**Task brief**
Write out every entry exactly as given, but omit the pictures.

■ ■ ■ ■

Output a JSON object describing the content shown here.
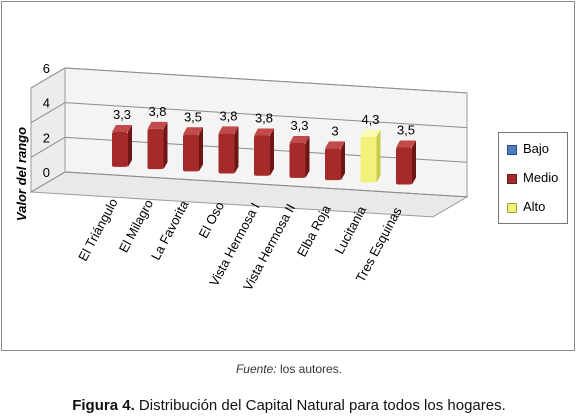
{
  "chart_data": {
    "type": "bar",
    "categories": [
      "El Triángulo",
      "El Milagro",
      "La Favorita",
      "El Oso",
      "Vista Hermosa I",
      "Vista Hermosa II",
      "Elba Roja",
      "Lucitania",
      "Tres Esquinas"
    ],
    "values": [
      3.3,
      3.8,
      3.5,
      3.8,
      3.8,
      3.3,
      3,
      4.3,
      3.5
    ],
    "value_labels": [
      "3,3",
      "3,8",
      "3,5",
      "3,8",
      "3,8",
      "3,3",
      "3",
      "4,3",
      "3,5"
    ],
    "levels": [
      "Medio",
      "Medio",
      "Medio",
      "Medio",
      "Medio",
      "Medio",
      "Medio",
      "Alto",
      "Medio"
    ],
    "ylabel": "Valor del rango",
    "ylim": [
      0,
      6
    ],
    "yticks": [
      "0",
      "2",
      "4",
      "6"
    ],
    "grid": true,
    "legend_position": "right",
    "legend": [
      {
        "name": "Bajo",
        "color": "#4a7cc6"
      },
      {
        "name": "Medio",
        "color": "#a52a2a"
      },
      {
        "name": "Alto",
        "color": "#f2f27a"
      }
    ]
  },
  "source": {
    "label": "Fuente:",
    "text": "los autores."
  },
  "caption": {
    "number": "Figura 4.",
    "text": "Distribución del Capital Natural para todos los hogares."
  }
}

■ ■ ■ ■

**Task response**
Output a JSON object describing the content shown here.
{
  "chart_data": {
    "type": "bar",
    "categories": [
      "El Triángulo",
      "El Milagro",
      "La Favorita",
      "El Oso",
      "Vista Hermosa I",
      "Vista Hermosa II",
      "Elba Roja",
      "Lucitania",
      "Tres Esquinas"
    ],
    "values": [
      3.3,
      3.8,
      3.5,
      3.8,
      3.8,
      3.3,
      3,
      4.3,
      3.5
    ],
    "value_labels": [
      "3,3",
      "3,8",
      "3,5",
      "3,8",
      "3,8",
      "3,3",
      "3",
      "4,3",
      "3,5"
    ],
    "levels": [
      "Medio",
      "Medio",
      "Medio",
      "Medio",
      "Medio",
      "Medio",
      "Medio",
      "Alto",
      "Medio"
    ],
    "ylabel": "Valor del rango",
    "ylim": [
      0,
      6
    ],
    "yticks": [
      "0",
      "2",
      "4",
      "6"
    ],
    "grid": true,
    "legend_position": "right",
    "legend": [
      {
        "name": "Bajo",
        "color": "#4a7cc6"
      },
      {
        "name": "Medio",
        "color": "#a52a2a"
      },
      {
        "name": "Alto",
        "color": "#f2f27a"
      }
    ]
  },
  "source": {
    "label": "Fuente:",
    "text": "los autores."
  },
  "caption": {
    "number": "Figura 4.",
    "text": "Distribución del Capital Natural para todos los hogares."
  }
}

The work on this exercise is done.